From the entries underneath, give the number of lines holding the word "handelingen", without any other words.

***** Record excerpts

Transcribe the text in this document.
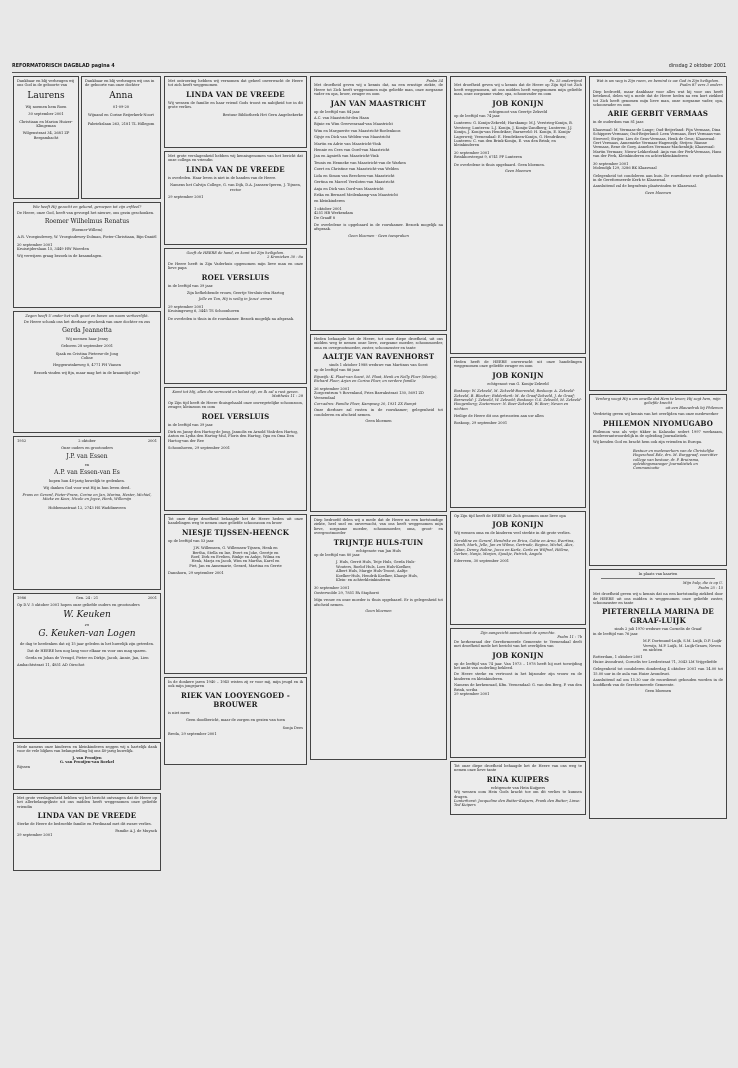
REFORMATORISCH DAGBLAD pagina 4	dinsdag 2 oktober 2001
Dankbaar en blij verheugen wij ons God in de geboorte van
Laurens
Wij noemen hem Roen
30 september 2001
Christiaan en Marion Huizer-Klingeman
Wilgenstraat 34, 2681 ZP Bergambacht
Dankbaar en blij verheugen wij ons in de geboorte van onze dochter
Anna
01-09-20
Wijnand en Corine Reijerkerk-Noort
Fabriekslaan 263, 2181 TL Hillegom
Wie heeft Hij gezocht en gekend, geroepen tot zijn erfdeel?
De Heere, onze God, heeft van gevoegd het nieuwe, ons gezin geschonken.
Roemer Wilhelmus Renatus
(Roemer-Willem)
A.R. Vroegindewey, W. Vroegindewey-Dolman, Pieter-Christiaan, Bijn-Daniël
20 september 2001
Kruisrijderslaan 15, 3449 HW Woerden
Wij verwijzen graag bezoek in de kraamdagen.
Zegen heeft U onder het volk gezet en boven uw naam verheerlijkt.
De Heere schonk ons het dierbaar geschenk van onze dochter en zus
Gerda Jeannetta
Wij noemen haar Jenny
Geboren 28 september 2001
Sjaak en Cristina Pieterse-de Jong
Coline
Heggenwinkeweg 8, 4771 PH Vianen
Bezoek vinden wij fijn, maar mag het in de kraamtijd zijn?
1952	2 oktober	2001
Onze ouders en grootouders
J.P. van Essen
en
A.P. van Essen-van Es
hopen hun 40-jarig huwelijk te gedenken.
Wij danken God voor wat Hij in hun leven deed.
Frans en Gerard, Pieter-Frans, Corine en Jan, Marina, Hester, Michiel, Mieke en Kees, Nicole en Joyce, Henk, Willemijn
Hobbemastraat 12, 2743 HS Waddinxveen
1986	Gen. 24 : 21	2001
Op D.V. 5 oktober 2001 hopen onze geliefde ouders en grootouders
W. Keuken
en
G. Keuken-van Logen
de dag te herdenken dat zij 15 jaar geleden in het huwelijk zijn getreden.
Dat de HEERE hen nog lang voor elkaar en voor ons mag sparen.
Gerda en Johan de Vreugd, Pieter en Dirkje, Jacob, Annie, Jan, Lien
Ambachtstraat 11, 4851 AD Oirschot
Mede namens onze kinderen en kleinkinderen zeggen wij u hartelijk dank voor de vele blijken van belangstelling bij ons 40-jarig huwelijk.
J. van Prooijen
G. van Prooijen-van Roekel
Rijssen
Met grote verslagenheid hebben wij het bericht ontvangen dat de Heere op het allerbelangrijkste uit ons midden heeft weggenomen onze geliefde vriendin
LINDA VAN DE VREEDE
Sterke de Heere de bedroefde familie en Ferdinand met dit zware verlies.
Familie A.J. de Muynck
29 september 2001
Met ontroering hebben wij vernomen dat geheel onverwacht de Heere tot zich heeft weggenomen
LINDA VAN DE VREEDE
Wij wensen de familie en haar vriend Gods troost en nabijheid toe in dit grote verlies.
Bestuur Bibliotheek Het Gern Angelsekerke
Met grote verslagenheid hebben wij kennisgenomen van het bericht dat onze collega en vriendin
LINDA VAN DE VREEDE
is overleden. Haar leven is niet in de handen van de Heere.
Namens het Calvijn College, G. van Dijk, D.A. Janssen-Iperen, J. Tijssen, rector
29 september 2001
Geeft de HEERE de hand, en komt tot Zijn heiligdom.
2 Kronieken 30 : 8a
De Heere heeft in Zijn Vaderhuis opgenomen mijn lieve man en onze lieve papa
ROEL VERSLUIS
in de leeftijd van 39 jaar.
Zijn liefhebbende vrouw, Geertje Versluis-den Hartog
Jelle en Ton, Hij is veilig in Jezus' armen
29 september 2001
Kruisingsweg 6, 3445 TS Schoonhoven
De overleden is thuis in de rouwkamer. Bezoek mogelijk na afspraak.
Komt tot Mij, allen die vermoeid en belast zijt, en Ik zal u rust geven.
Mattheüs 11 : 28
Op Zijn tijd heeft de Heere thuisgehaald onze onvergetelijke schoonzoon, zwager, kleinzoon en oom
ROEL VERSLUIS
in de leeftijd van 39 jaar.
Dirk en Janny den Hartog-de Jong, Jannolis en Arnold Vink-den Hartog, Anton en Lydia den Hartog-Mul, Floris den Hartog, Opa en Oma Den Hartog-van der Ree
Schoonhoven, 29 september 2001
Tot onze diepe droefheid behaagde het de Heere heden uit onze handelingen weg te nemen onze geliefde schoonzoon en broer
NIESJE TIJSSEN-HEENCK
op de leeftijd van 53 jaar.
J.W. Willemsen, G. Willemsen-Tijssen, Henk en Bertha, Stella en Ine, Evert en Joke, Geertje en Roef, Dirk en Evelien, Rinkje en Aukje, Wilma en Henk, Marja en Jacob, Wim en Martha, Karel en Piet, Jan en Annemarie, Gerard, Martina en Gerrie
Dannhorn, 29 september 2001
In de donkere jaren 1940 – 1945 wisten zij er voor mij, mijn jeugd en ik ook mijn jongejaren
RIEK VAN LOOYENGOED - BROUWER
is niet meer.
Geen doodbericht, maar de zorgen en gezien van toen
Sonja Dees
Breda, 29 september 2001
Psalm 34
Met droefheid geven wij u kennis dat, na een ernstige ziekte, de Heere tot Zich heeft weggenomen mijn geliefde man, onze zorgzame vader en opa, broer, zwager en oom
JAN VAN MAASTRICHT
op de leeftijd van 84 jaar.
A.C. van Maastricht-den Haan
Bijnie en Wim Greevenraad-van Maastricht
Wim en Marguerite van Maastricht-Roelenkoos
Gijsje en Dick van Welden-van Maastricht
Martin en Adrie van Maastricht-Vink
Hennie en Cees van Oord-van Maastricht
Jan en Agnieth van Maastricht-Vink
Teunis en Henneke van Maastricht-van de Warken
Coert en Christine van Maastricht-van Welden
Lida en Simon van Beechem-van Maastricht
Gertina en Marcel Versloten-van Maastricht
Anja en Dick van Oord-van Maastricht
Erika en Bernard Meilenkamp-van Maastricht
en kleinkinderen
1 oktober 2001
4251 HB Werkendam
De Graaff 8
De overledene is opgebaard in de rouwkamer. Bezoek mogelijk na afspraak.
Geen bloemen · Geen toespraken
Heden behaagde het de Heere, tot onze diepe droefheid, uit ons midden weg te nemen onze lieve, zorgzame moeder, schoonmoeder, oma en overgrootmoeder, zuster, schoonzuster en tante
AALTJE VAN RAVENHORST
sinds 1 oktober 1988 weduwe van Martinus van Soest
op de leeftijd van 86 jaar.
Rijswijk: K. Plaat-van Soest, M. Plaat, Henk en Nelly Ploer (Marija), Richard Ploer, Arjan en Corina Ploer, en verdere familie
26 september 2001
Zorgcentrum 't Bovenland, Fries Barrakstraat 130, 5691 ZD Veenendaal
Corr.adres: Familie Ploer, Kampweg 20, 1931 ZX Rumpt
Onze dierbare zal rusten in de rouwkamer; gelegenheid tot condoleren en afscheid nemen.
Geen bloemen
Diep bedroefd delen wij u mede dat de Heere na een kortstondige ziekte, heel snel en onverwacht, van ons heeft weggenomen mijn lieve, zorgzame moeder, schoonmoeder, oma, groot- en overgrootmoeder
TRIJNTJE HULS-TUIN
echtgenote van Jan Huls
op de leeftijd van 80 jaar.
J. Huls, Gerrit Huls, Teije Huls, Gerda Huls-Wouters, Roelof Huls, Loes Huls-Koelker, Albert Huls, Margje Huls-Troost, Aaltje Koelker-Huls, Hendrik Koelker, Klaasje Huls, Klein- en achterkleinkinderen
30 september 2001
Oosterwolde 29, 7851 PA Staphorst
Mijn vrouw en onze moeder is thuis opgebaard. Er is gelegenheid tot afscheid nemen.
Geen bloemen
Ps. 25 onderrijmd
Met droefheid geven wij u kennis dat de Heere op Zijn tijd tot Zich heeft weggenomen, uit ons midden heeft weggenomen mijn geliefde man, onze zorgzame vader, opa, schoonvader en oom
JOB KONIJN
echtgenoot van Geertje Zekveld
op de leeftijd van 74 jaar.
Lunteren: G. Konijn-Zekveld; Harskamp: M.J. Verstrieg-Konijn, B. Versteeg; Lunteren: L.J. Konijn, J. Konijn-Zandberg; Lunteren: J.J. Konijn, J. Konijn-van Hendrikse; Barneveld: H. Konijn, E. Konijn-Lagerweij; Veenendaal: E. Hendriksen-Konijn, G. Hendriksen; Lunteren: C. van den Brink-Konijn, E. van den Brink; en kleinkinderen
20 september 2001
Brinkhorstergat 9, 6741 PP Lunteren
De overledene is thuis opgebaard. Geen bloemen.
Geen bloemen
Heden heeft de HEERE onverwacht uit onze handelingen weggenomen onze geliefde zwager en oom
JOB KONIJN
echtgenoot van G. Konijn-Zekveld
Boskoop: W. Zekveld, M. Zekveld-Boerendal; Boskoop: A. Zekveld-Zekveld, B. Bleeker; Ridderkerk: M. de Graaf-Zekveld, J. de Graaf; Barneveld: J. Zekveld, W. Zekveld; Boskoop: G.S. Zekveld, M. Zekveld-Hoogenberg; Zoetermeer: N. Boer-Zekveld, W. Boer; Neven en nichten
Heilige de Heere dit ons getroosten aan uw allen
Boskoop, 29 september 2001
Op Zijn tijd heeft de HEERE tot Zich genomen onze lieve opa
JOB KONIJN
Wij wensen oma en de kinderen veel sterkte in dit grote verlies.
Geraldine en Gerard, Hendrike en Erica, Cobie en Arno, Evertina, Mardi, Mark, Jelle, Jan en Wilma, Gertrude, Regina, Michel, Alex, Julian, Denny, Roline, Jacco en Karla, Carla en Wilfred, Hélène, Gerben, Nanja, Marjan, Sjoukje, Patrick, Angela
Ederveen, 30 september 2001
Zijn aangezicht aanschouwt de oprechte.
Psalm 11 : 7b
De kerkenraad der Gereformeerde Gemeente te Veenendaal deelt met droefheid mede het bericht van het overlijden van
JOB KONIJN
op de leeftijd van 74 jaar. Van 1973 – 1978 heeft hij met toewijding het ambt van ouderling bekleed.
De Heere sterke en vertroost in het bijzonder zijn vrouw en de kinderen en kleinkinderen.
Namens de kerkenraad, Kfm. Veenendaal: G. van den Berg, P. van den Brink, scriba
29 september 2001
Tot onze diepe droefheid behaagde het de Heere van ons weg te nemen onze lieve tante
RINA KUIPERS
echtgenote van Hein Kuijpers
Wij wensen oom Hein Gods kracht toe om dit verlies te kunnen dragen.
Lunterhorst: Jacqueline den Butter-Kuipers, Frank den Butter; Linse: Ted Kuipers
Wat is uw weg is Zijn roem, en bemind is uw God in Zijn heiligdom.
Psalm 87 vers 3 onderr.
Diep bedroefd, maar dankbaar voor alles wat hij voor ons heeft betekend, delen wij u mede dat de Heere heden na een kort ziekbed tot Zich heeft genomen mijn lieve man, onze zorgzame vader, opa, schoonvader en oom
ARIE GERBIT VERMAAS
in de ouderdom van 81 jaar.
Klaaswaal: M. Vermaas-de Lange; Oud-Beijerland: Fijn Vermaas, Dina Schippers-Vermaas; Oud-Beijerland: Leen Vermaas, Bert Vermaas-van Steeveel; Strijen: Lies de Geus-Vermaas, Henk de Geus; Klaaswaal: Gert Vermaas, Annemieke Vermaas-Hageneijk; Strijen: Rianne Vermaas, Rene de Goey, Annelies Vermaas-Mackenbijk; Klaaswaal: Martin Vermaas; Nieuw-Lekkerland: Anja van der Ferk-Vermaas, Hans van der Ferk, Kleinkinderen en achterkleinkinderen
30 september 2001
Molendijk 129, 3286 BK Klaaswaal
Gelegenheid tot condoleren aan huis. De rouwdienst wordt gehouden in de Gereformeerde Kerk te Klaaswaal.
Aansluitend zal de begrafenis plaatsvinden te Klaaswaal.
Geen bloemen
Verdorg voegt Hij u om onwille dat Hem te leven; Hij zegt hem, mijn geliefde knecht
uit een Blauwdruk bij Philemon
Verdrietig geven wij kennis van het overlijden van onze medewerker
PHILEMON NIYOMUGABO
Philemon was als vrije tikker in Kalasoko sedert 1997 werkzaam, medeverantwoordelijk in de opleiding Journalistiek.
Wij kenden God en bracht hem ook zijn vrienden in Europa.
Bestuur en medewerkers van de Christelijke Hogeschool Ede, drs. M. Burggraaf, voorzitter college van bestuur, dr. P. Bruinsma, opleidingsmanager Journalistiek en Communicatie
In plaats van kaarten
Mijn hulp, die is op U.
Psalm 25 : 15
Met droefheid geven wij u kennis dat na een kortstondig ziekbed door de HEERE uit ons midden is weggenomen onze geliefde zuster, schoonzuster en tante
PIETERNELLA MARINA DE GRAAF-LUIJK
sinds 2 juli 1970 weduwe van Cornelis de Graaf
in de leeftijd van 76 jaar.
M.F. Dortmund-Luijk, S.M. Luijk, D.P. Luijk-Verwijs, M.P. Luijk, M. Luijk-Grauw, Neven en nichten
Rotterdam, 1 oktober 2001
Huize Avondrust, Cornelis ter Leedestraat 71, 3043 LM Vrijgeliefde
Gelegenheid tot condoleren donderdag 4 oktober 2001 van 14.00 tot 15.00 uur in de aula van Huize Avondrust.
Aansluitend zal om 15.30 uur de rouwdienst gehouden worden in de hoofdkerk van de Gereformeerde Gemeente.
Geen bloemen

**********

→ **Written solution**:
2